> **What the task asks**
Quote the full listing word for word.

>> Start Supplied information

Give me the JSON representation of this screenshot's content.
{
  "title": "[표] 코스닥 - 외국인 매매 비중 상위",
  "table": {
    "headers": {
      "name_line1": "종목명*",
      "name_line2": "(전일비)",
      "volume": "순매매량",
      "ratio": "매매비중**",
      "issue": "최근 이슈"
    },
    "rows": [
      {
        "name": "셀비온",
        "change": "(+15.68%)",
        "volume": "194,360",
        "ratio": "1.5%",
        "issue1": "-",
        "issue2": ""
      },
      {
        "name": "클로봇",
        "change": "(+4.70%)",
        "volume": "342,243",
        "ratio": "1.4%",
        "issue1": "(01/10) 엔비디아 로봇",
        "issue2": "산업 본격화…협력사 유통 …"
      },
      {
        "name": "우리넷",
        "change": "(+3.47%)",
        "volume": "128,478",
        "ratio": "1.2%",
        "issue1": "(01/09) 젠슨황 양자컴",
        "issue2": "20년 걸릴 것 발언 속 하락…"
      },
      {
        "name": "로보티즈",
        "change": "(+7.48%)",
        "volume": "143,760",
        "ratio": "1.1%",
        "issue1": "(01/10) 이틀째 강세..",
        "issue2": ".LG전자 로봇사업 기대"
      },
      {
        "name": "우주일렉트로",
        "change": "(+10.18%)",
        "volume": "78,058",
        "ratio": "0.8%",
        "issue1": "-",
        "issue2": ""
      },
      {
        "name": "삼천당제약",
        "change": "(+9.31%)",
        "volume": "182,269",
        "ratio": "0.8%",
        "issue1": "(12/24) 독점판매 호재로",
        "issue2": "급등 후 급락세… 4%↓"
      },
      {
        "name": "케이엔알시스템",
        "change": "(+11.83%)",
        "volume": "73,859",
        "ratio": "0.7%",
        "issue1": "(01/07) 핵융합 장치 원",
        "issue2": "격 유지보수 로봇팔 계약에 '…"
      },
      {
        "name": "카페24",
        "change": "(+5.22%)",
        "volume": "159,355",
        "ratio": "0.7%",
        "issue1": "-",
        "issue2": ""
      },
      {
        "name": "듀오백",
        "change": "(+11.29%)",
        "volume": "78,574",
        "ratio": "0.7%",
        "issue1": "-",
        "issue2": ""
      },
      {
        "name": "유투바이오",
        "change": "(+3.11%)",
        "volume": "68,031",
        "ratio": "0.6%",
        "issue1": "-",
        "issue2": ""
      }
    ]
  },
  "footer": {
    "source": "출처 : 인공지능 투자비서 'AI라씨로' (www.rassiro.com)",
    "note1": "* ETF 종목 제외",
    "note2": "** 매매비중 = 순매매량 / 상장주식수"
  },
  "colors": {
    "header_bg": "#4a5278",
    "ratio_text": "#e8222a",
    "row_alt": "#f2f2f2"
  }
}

>> End Supplied information

> **Exercise answer**
Give me the JSON representation of this screenshot's content.
{
  "title": "[표] 코스닥 - 외국인 매매 비중 상위",
  "table": {
    "headers": {
      "name_line1": "종목명*",
      "name_line2": "(전일비)",
      "volume": "순매매량",
      "ratio": "매매비중**",
      "issue": "최근 이슈"
    },
    "rows": [
      {
        "name": "셀비온",
        "change": "(+15.68%)",
        "volume": "194,360",
        "ratio": "1.5%",
        "issue1": "-",
        "issue2": ""
      },
      {
        "name": "클로봇",
        "change": "(+4.70%)",
        "volume": "342,243",
        "ratio": "1.4%",
        "issue1": "(01/10) 엔비디아 로봇",
        "issue2": "산업 본격화…협력사 유통 …"
      },
      {
        "name": "우리넷",
        "change": "(+3.47%)",
        "volume": "128,478",
        "ratio": "1.2%",
        "issue1": "(01/09) 젠슨황 양자컴",
        "issue2": "20년 걸릴 것 발언 속 하락…"
      },
      {
        "name": "로보티즈",
        "change": "(+7.48%)",
        "volume": "143,760",
        "ratio": "1.1%",
        "issue1": "(01/10) 이틀째 강세..",
        "issue2": ".LG전자 로봇사업 기대"
      },
      {
        "name": "우주일렉트로",
        "change": "(+10.18%)",
        "volume": "78,058",
        "ratio": "0.8%",
        "issue1": "-",
        "issue2": ""
      },
      {
        "name": "삼천당제약",
        "change": "(+9.31%)",
        "volume": "182,269",
        "ratio": "0.8%",
        "issue1": "(12/24) 독점판매 호재로",
        "issue2": "급등 후 급락세… 4%↓"
      },
      {
        "name": "케이엔알시스템",
        "change": "(+11.83%)",
        "volume": "73,859",
        "ratio": "0.7%",
        "issue1": "(01/07) 핵융합 장치 원",
        "issue2": "격 유지보수 로봇팔 계약에 '…"
      },
      {
        "name": "카페24",
        "change": "(+5.22%)",
        "volume": "159,355",
        "ratio": "0.7%",
        "issue1": "-",
        "issue2": ""
      },
      {
        "name": "듀오백",
        "change": "(+11.29%)",
        "volume": "78,574",
        "ratio": "0.7%",
        "issue1": "-",
        "issue2": ""
      },
      {
        "name": "유투바이오",
        "change": "(+3.11%)",
        "volume": "68,031",
        "ratio": "0.6%",
        "issue1": "-",
        "issue2": ""
      }
    ]
  },
  "footer": {
    "source": "출처 : 인공지능 투자비서 'AI라씨로' (www.rassiro.com)",
    "note1": "* ETF 종목 제외",
    "note2": "** 매매비중 = 순매매량 / 상장주식수"
  },
  "colors": {
    "header_bg": "#4a5278",
    "ratio_text": "#e8222a",
    "row_alt": "#f2f2f2"
  }
}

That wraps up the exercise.